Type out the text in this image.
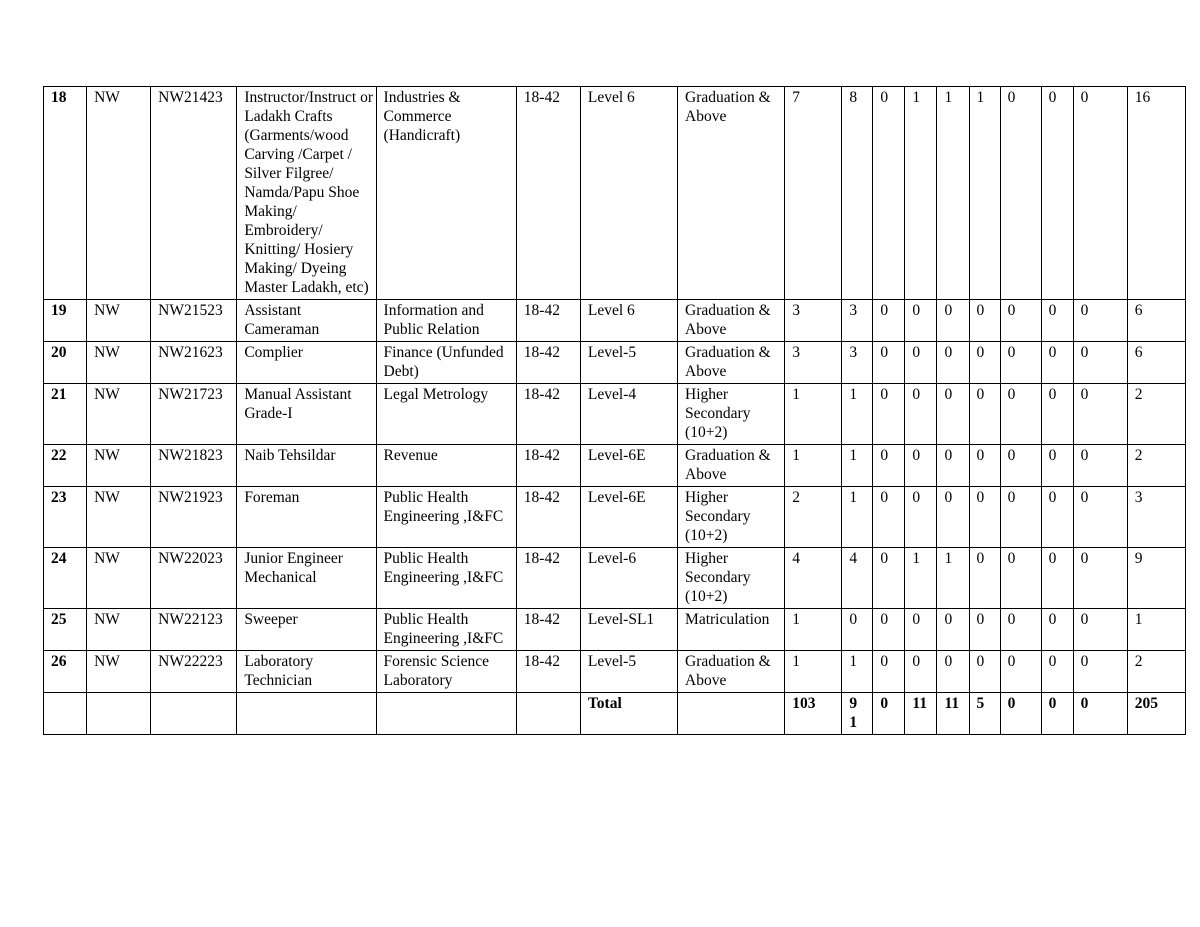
18	NW	NW21423	Instructor/Instruct or Ladakh Crafts (Garments/wood Carving /Carpet / Silver Filgree/ Namda/Papu Shoe Making/ Embroidery/ Knitting/ Hosiery Making/ Dyeing Master Ladakh, etc)	Industries & Commerce (Handicraft)	18-42	Level 6	Graduation & Above	7	8	0	1	1	1	0	0	0	16
19	NW	NW21523	Assistant Cameraman	Information and Public Relation	18-42	Level 6	Graduation & Above	3	3	0	0	0	0	0	0	0	6
20	NW	NW21623	Complier	Finance (Unfunded Debt)	18-42	Level-5	Graduation & Above	3	3	0	0	0	0	0	0	0	6
21	NW	NW21723	Manual Assistant Grade-I	Legal Metrology	18-42	Level-4	Higher Secondary (10+2)	1	1	0	0	0	0	0	0	0	2
22	NW	NW21823	Naib Tehsildar	Revenue	18-42	Level-6E	Graduation & Above	1	1	0	0	0	0	0	0	0	2
23	NW	NW21923	Foreman	Public Health Engineering ,I&FC	18-42	Level-6E	Higher Secondary (10+2)	2	1	0	0	0	0	0	0	0	3
24	NW	NW22023	Junior Engineer Mechanical	Public Health Engineering ,I&FC	18-42	Level-6	Higher Secondary (10+2)	4	4	0	1	1	0	0	0	0	9
25	NW	NW22123	Sweeper	Public Health Engineering ,I&FC	18-42	Level-SL1	Matriculation	1	0	0	0	0	0	0	0	0	1
26	NW	NW22223	Laboratory Technician	Forensic Science Laboratory	18-42	Level-5	Graduation & Above	1	1	0	0	0	0	0	0	0	2
						Total		103	91	0	11	11	5	0	0	0	205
· · · ·
Aim: Copy out the records above in full, exactly as written, but not the pictures.

Answer for this exercise:
Type out the text in this image.
18	NW	NW21423	Instructor/Instruct or Ladakh Crafts (Garments/wood Carving /Carpet / Silver Filgree/ Namda/Papu Shoe Making/ Embroidery/ Knitting/ Hosiery Making/ Dyeing Master Ladakh, etc)	Industries & Commerce (Handicraft)	18-42	Level 6	Graduation & Above	7	8	0	1	1	1	0	0	0	16
19	NW	NW21523	Assistant Cameraman	Information and Public Relation	18-42	Level 6	Graduation & Above	3	3	0	0	0	0	0	0	0	6
20	NW	NW21623	Complier	Finance (Unfunded Debt)	18-42	Level-5	Graduation & Above	3	3	0	0	0	0	0	0	0	6
21	NW	NW21723	Manual Assistant Grade-I	Legal Metrology	18-42	Level-4	Higher Secondary (10+2)	1	1	0	0	0	0	0	0	0	2
22	NW	NW21823	Naib Tehsildar	Revenue	18-42	Level-6E	Graduation & Above	1	1	0	0	0	0	0	0	0	2
23	NW	NW21923	Foreman	Public Health Engineering ,I&FC	18-42	Level-6E	Higher Secondary (10+2)	2	1	0	0	0	0	0	0	0	3
24	NW	NW22023	Junior Engineer Mechanical	Public Health Engineering ,I&FC	18-42	Level-6	Higher Secondary (10+2)	4	4	0	1	1	0	0	0	0	9
25	NW	NW22123	Sweeper	Public Health Engineering ,I&FC	18-42	Level-SL1	Matriculation	1	0	0	0	0	0	0	0	0	1
26	NW	NW22223	Laboratory Technician	Forensic Science Laboratory	18-42	Level-5	Graduation & Above	1	1	0	0	0	0	0	0	0	2
						Total		103	91	0	11	11	5	0	0	0	205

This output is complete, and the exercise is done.